• The task:
How many lines of the entries below include the word "name"? Answer with the number alone.

• Material for this exercise:
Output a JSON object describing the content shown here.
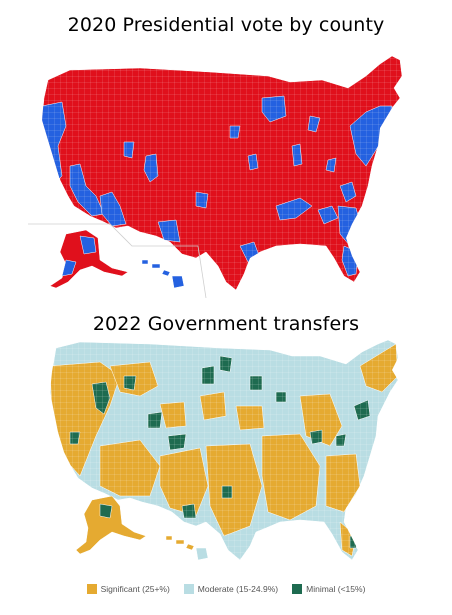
{
  "maps": [
    {
      "title": "2020 Presidential vote by county",
      "categories": [
        {
          "name": "",
          "color": "#e0101c"
        },
        {
          "name": "",
          "color": "#2461e0"
        }
      ],
      "border_color": "#ffffff"
    },
    {
      "title": "2022 Government transfers",
      "categories": [
        {
          "name": "Significant (25+%)",
          "color": "#e5aa31"
        },
        {
          "name": "Moderate (15-24.9%)",
          "color": "#b9dde3"
        },
        {
          "name": "Minimal (<15%)",
          "color": "#1e6b50"
        }
      ],
      "border_color": "#ffffff"
    }
  ]
}
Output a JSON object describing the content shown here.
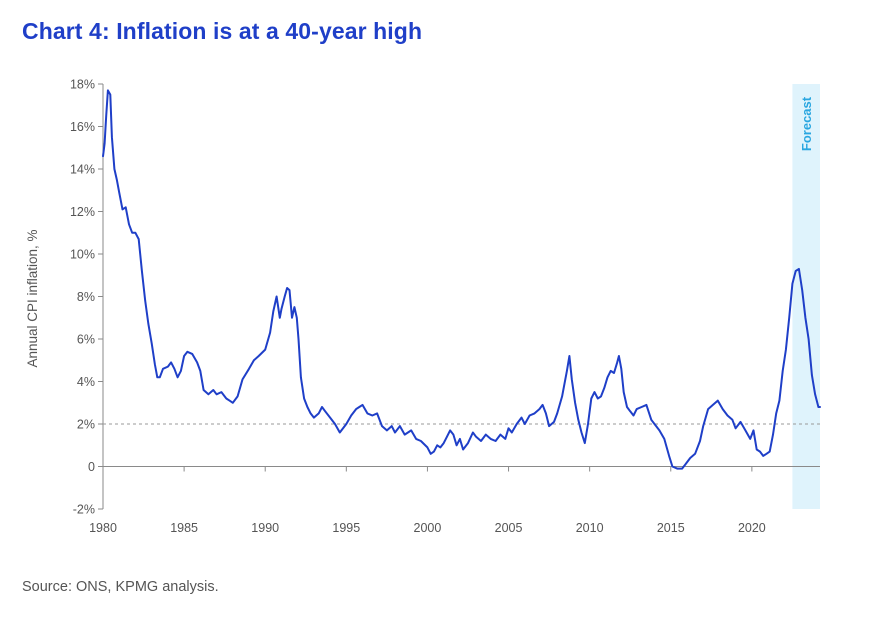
{
  "title": "Chart 4: Inflation is at a 40-year high",
  "source": "Source: ONS, KPMG analysis.",
  "colors": {
    "title": "#1f3fc8",
    "line": "#1f3fc8",
    "forecast_band": "#dff3fc",
    "forecast_text": "#29a6e0",
    "reference_line": "#999999",
    "text": "#555555"
  },
  "chart_data": {
    "type": "line",
    "title": "Chart 4: Inflation is at a 40-year high",
    "ylabel": "Annual CPI inflation, %",
    "xlabel": "",
    "xlim": [
      1980,
      2024.2
    ],
    "ylim": [
      -2,
      18
    ],
    "x_ticks": [
      1980,
      1985,
      1990,
      1995,
      2000,
      2005,
      2010,
      2015,
      2020
    ],
    "x_tick_labels": [
      "1980",
      "1985",
      "1990",
      "1995",
      "2000",
      "2005",
      "2010",
      "2015",
      "2020"
    ],
    "y_ticks": [
      -2,
      0,
      2,
      4,
      6,
      8,
      10,
      12,
      14,
      16,
      18
    ],
    "y_tick_labels": [
      "-2%",
      "0",
      "2%",
      "4%",
      "6%",
      "8%",
      "10%",
      "12%",
      "14%",
      "16%",
      "18%"
    ],
    "reference_line": {
      "y": 2,
      "style": "dashed"
    },
    "forecast_band": {
      "x_start": 2022.5,
      "x_end": 2024.2,
      "label": "Forecast"
    },
    "grid": false,
    "series": [
      {
        "points": [
          [
            1980.0,
            14.6
          ],
          [
            1980.1,
            15.2
          ],
          [
            1980.2,
            16.5
          ],
          [
            1980.3,
            17.7
          ],
          [
            1980.45,
            17.5
          ],
          [
            1980.55,
            15.5
          ],
          [
            1980.7,
            14.0
          ],
          [
            1980.85,
            13.5
          ],
          [
            1981.0,
            12.9
          ],
          [
            1981.2,
            12.1
          ],
          [
            1981.4,
            12.2
          ],
          [
            1981.6,
            11.4
          ],
          [
            1981.8,
            11.0
          ],
          [
            1982.0,
            11.0
          ],
          [
            1982.2,
            10.7
          ],
          [
            1982.4,
            9.2
          ],
          [
            1982.6,
            7.8
          ],
          [
            1982.8,
            6.7
          ],
          [
            1983.0,
            5.8
          ],
          [
            1983.2,
            4.8
          ],
          [
            1983.35,
            4.2
          ],
          [
            1983.5,
            4.2
          ],
          [
            1983.7,
            4.6
          ],
          [
            1984.0,
            4.7
          ],
          [
            1984.2,
            4.9
          ],
          [
            1984.4,
            4.6
          ],
          [
            1984.6,
            4.2
          ],
          [
            1984.8,
            4.5
          ],
          [
            1985.0,
            5.2
          ],
          [
            1985.2,
            5.4
          ],
          [
            1985.5,
            5.3
          ],
          [
            1985.8,
            4.9
          ],
          [
            1986.0,
            4.5
          ],
          [
            1986.2,
            3.6
          ],
          [
            1986.5,
            3.4
          ],
          [
            1986.8,
            3.6
          ],
          [
            1987.0,
            3.4
          ],
          [
            1987.3,
            3.5
          ],
          [
            1987.6,
            3.2
          ],
          [
            1987.8,
            3.1
          ],
          [
            1988.0,
            3.0
          ],
          [
            1988.3,
            3.3
          ],
          [
            1988.6,
            4.1
          ],
          [
            1989.0,
            4.6
          ],
          [
            1989.3,
            5.0
          ],
          [
            1989.6,
            5.2
          ],
          [
            1990.0,
            5.5
          ],
          [
            1990.3,
            6.3
          ],
          [
            1990.5,
            7.3
          ],
          [
            1990.7,
            8.0
          ],
          [
            1990.9,
            7.0
          ],
          [
            1991.0,
            7.4
          ],
          [
            1991.2,
            8.0
          ],
          [
            1991.35,
            8.4
          ],
          [
            1991.5,
            8.3
          ],
          [
            1991.65,
            7.0
          ],
          [
            1991.8,
            7.5
          ],
          [
            1991.95,
            7.0
          ],
          [
            1992.05,
            6.0
          ],
          [
            1992.2,
            4.2
          ],
          [
            1992.4,
            3.2
          ],
          [
            1992.6,
            2.8
          ],
          [
            1992.8,
            2.5
          ],
          [
            1993.0,
            2.3
          ],
          [
            1993.3,
            2.5
          ],
          [
            1993.5,
            2.8
          ],
          [
            1993.7,
            2.6
          ],
          [
            1994.0,
            2.3
          ],
          [
            1994.3,
            2.0
          ],
          [
            1994.6,
            1.6
          ],
          [
            1995.0,
            2.0
          ],
          [
            1995.3,
            2.4
          ],
          [
            1995.6,
            2.7
          ],
          [
            1995.8,
            2.8
          ],
          [
            1996.0,
            2.9
          ],
          [
            1996.3,
            2.5
          ],
          [
            1996.6,
            2.4
          ],
          [
            1996.9,
            2.5
          ],
          [
            1997.2,
            1.9
          ],
          [
            1997.5,
            1.7
          ],
          [
            1997.8,
            1.9
          ],
          [
            1998.0,
            1.6
          ],
          [
            1998.3,
            1.9
          ],
          [
            1998.6,
            1.5
          ],
          [
            1999.0,
            1.7
          ],
          [
            1999.3,
            1.3
          ],
          [
            1999.6,
            1.2
          ],
          [
            2000.0,
            0.9
          ],
          [
            2000.2,
            0.6
          ],
          [
            2000.4,
            0.7
          ],
          [
            2000.6,
            1.0
          ],
          [
            2000.8,
            0.9
          ],
          [
            2001.0,
            1.1
          ],
          [
            2001.2,
            1.4
          ],
          [
            2001.4,
            1.7
          ],
          [
            2001.6,
            1.5
          ],
          [
            2001.8,
            1.0
          ],
          [
            2002.0,
            1.3
          ],
          [
            2002.2,
            0.8
          ],
          [
            2002.5,
            1.1
          ],
          [
            2002.8,
            1.6
          ],
          [
            2003.0,
            1.4
          ],
          [
            2003.3,
            1.2
          ],
          [
            2003.6,
            1.5
          ],
          [
            2003.9,
            1.3
          ],
          [
            2004.2,
            1.2
          ],
          [
            2004.5,
            1.5
          ],
          [
            2004.8,
            1.3
          ],
          [
            2005.0,
            1.8
          ],
          [
            2005.2,
            1.6
          ],
          [
            2005.5,
            2.0
          ],
          [
            2005.8,
            2.3
          ],
          [
            2006.0,
            2.0
          ],
          [
            2006.3,
            2.4
          ],
          [
            2006.6,
            2.5
          ],
          [
            2006.9,
            2.7
          ],
          [
            2007.1,
            2.9
          ],
          [
            2007.3,
            2.5
          ],
          [
            2007.5,
            1.9
          ],
          [
            2007.8,
            2.1
          ],
          [
            2008.0,
            2.5
          ],
          [
            2008.3,
            3.3
          ],
          [
            2008.6,
            4.5
          ],
          [
            2008.75,
            5.2
          ],
          [
            2008.9,
            4.1
          ],
          [
            2009.1,
            3.0
          ],
          [
            2009.3,
            2.2
          ],
          [
            2009.5,
            1.6
          ],
          [
            2009.7,
            1.1
          ],
          [
            2009.9,
            2.0
          ],
          [
            2010.1,
            3.2
          ],
          [
            2010.3,
            3.5
          ],
          [
            2010.5,
            3.2
          ],
          [
            2010.7,
            3.3
          ],
          [
            2010.9,
            3.7
          ],
          [
            2011.1,
            4.2
          ],
          [
            2011.3,
            4.5
          ],
          [
            2011.5,
            4.4
          ],
          [
            2011.7,
            4.9
          ],
          [
            2011.8,
            5.2
          ],
          [
            2011.95,
            4.6
          ],
          [
            2012.1,
            3.5
          ],
          [
            2012.3,
            2.8
          ],
          [
            2012.5,
            2.6
          ],
          [
            2012.7,
            2.4
          ],
          [
            2012.9,
            2.7
          ],
          [
            2013.2,
            2.8
          ],
          [
            2013.5,
            2.9
          ],
          [
            2013.8,
            2.2
          ],
          [
            2014.0,
            2.0
          ],
          [
            2014.3,
            1.7
          ],
          [
            2014.6,
            1.3
          ],
          [
            2014.9,
            0.5
          ],
          [
            2015.1,
            0.0
          ],
          [
            2015.4,
            -0.1
          ],
          [
            2015.7,
            -0.1
          ],
          [
            2015.9,
            0.1
          ],
          [
            2016.2,
            0.4
          ],
          [
            2016.5,
            0.6
          ],
          [
            2016.8,
            1.2
          ],
          [
            2017.0,
            1.9
          ],
          [
            2017.3,
            2.7
          ],
          [
            2017.6,
            2.9
          ],
          [
            2017.9,
            3.1
          ],
          [
            2018.2,
            2.7
          ],
          [
            2018.5,
            2.4
          ],
          [
            2018.8,
            2.2
          ],
          [
            2019.0,
            1.8
          ],
          [
            2019.3,
            2.1
          ],
          [
            2019.6,
            1.7
          ],
          [
            2019.9,
            1.3
          ],
          [
            2020.1,
            1.7
          ],
          [
            2020.3,
            0.8
          ],
          [
            2020.5,
            0.7
          ],
          [
            2020.7,
            0.5
          ],
          [
            2020.9,
            0.6
          ],
          [
            2021.1,
            0.7
          ],
          [
            2021.3,
            1.5
          ],
          [
            2021.5,
            2.5
          ],
          [
            2021.7,
            3.1
          ],
          [
            2021.9,
            4.5
          ],
          [
            2022.1,
            5.5
          ],
          [
            2022.3,
            7.0
          ],
          [
            2022.5,
            8.6
          ],
          [
            2022.7,
            9.2
          ],
          [
            2022.9,
            9.3
          ],
          [
            2023.1,
            8.3
          ],
          [
            2023.3,
            7.0
          ],
          [
            2023.5,
            6.0
          ],
          [
            2023.7,
            4.3
          ],
          [
            2023.9,
            3.4
          ],
          [
            2024.1,
            2.8
          ],
          [
            2024.2,
            2.8
          ]
        ]
      }
    ]
  }
}
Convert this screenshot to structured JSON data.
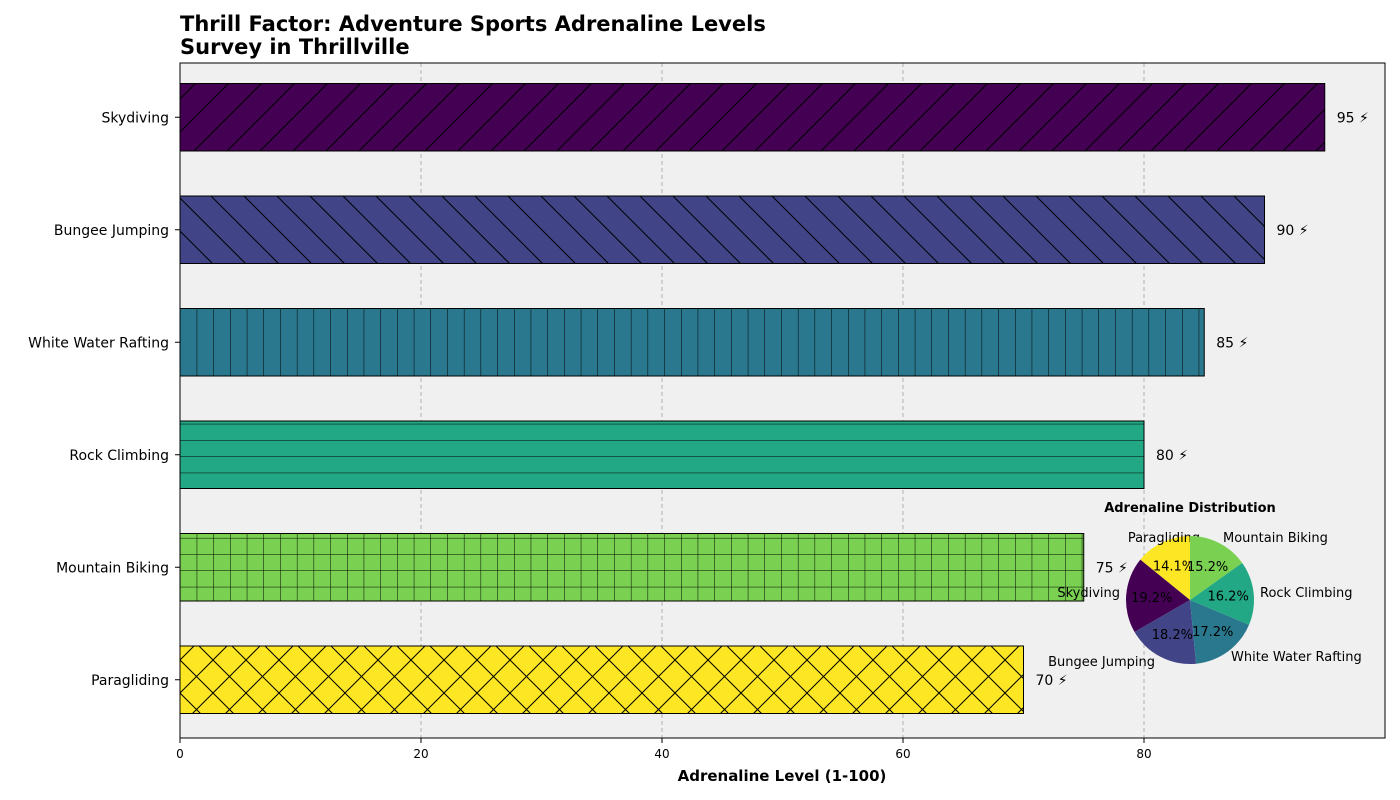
{
  "chart_data": {
    "type": "bar",
    "orientation": "horizontal",
    "title": "Thrill Factor: Adventure Sports Adrenaline Levels\nSurvey in Thrillville",
    "xlabel": "Adrenaline Level (1-100)",
    "ylabel": "",
    "xlim": [
      0,
      100
    ],
    "xticks": [
      0,
      20,
      40,
      60,
      80
    ],
    "grid": "x-dashed",
    "value_suffix": " ⚡",
    "categories": [
      "Skydiving",
      "Bungee Jumping",
      "White Water Rafting",
      "Rock Climbing",
      "Mountain Biking",
      "Paragliding"
    ],
    "values": [
      95,
      90,
      85,
      80,
      75,
      70
    ],
    "colors": [
      "#440154",
      "#414487",
      "#2a788e",
      "#22a884",
      "#7ad151",
      "#fde725"
    ],
    "hatches": [
      "forward-diagonal",
      "back-diagonal",
      "vertical",
      "horizontal",
      "grid",
      "cross-diagonal"
    ],
    "background": "#f0f0f0",
    "inset_pie": {
      "title": "Adrenaline Distribution",
      "labels": [
        "Skydiving",
        "Bungee Jumping",
        "White Water Rafting",
        "Rock Climbing",
        "Mountain Biking",
        "Paragliding"
      ],
      "values": [
        95,
        90,
        85,
        80,
        75,
        70
      ],
      "percent_labels": [
        "19.2%",
        "18.2%",
        "17.2%",
        "16.2%",
        "15.2%",
        "14.1%"
      ],
      "placement": "lower-right"
    }
  }
}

• Exercise response:
5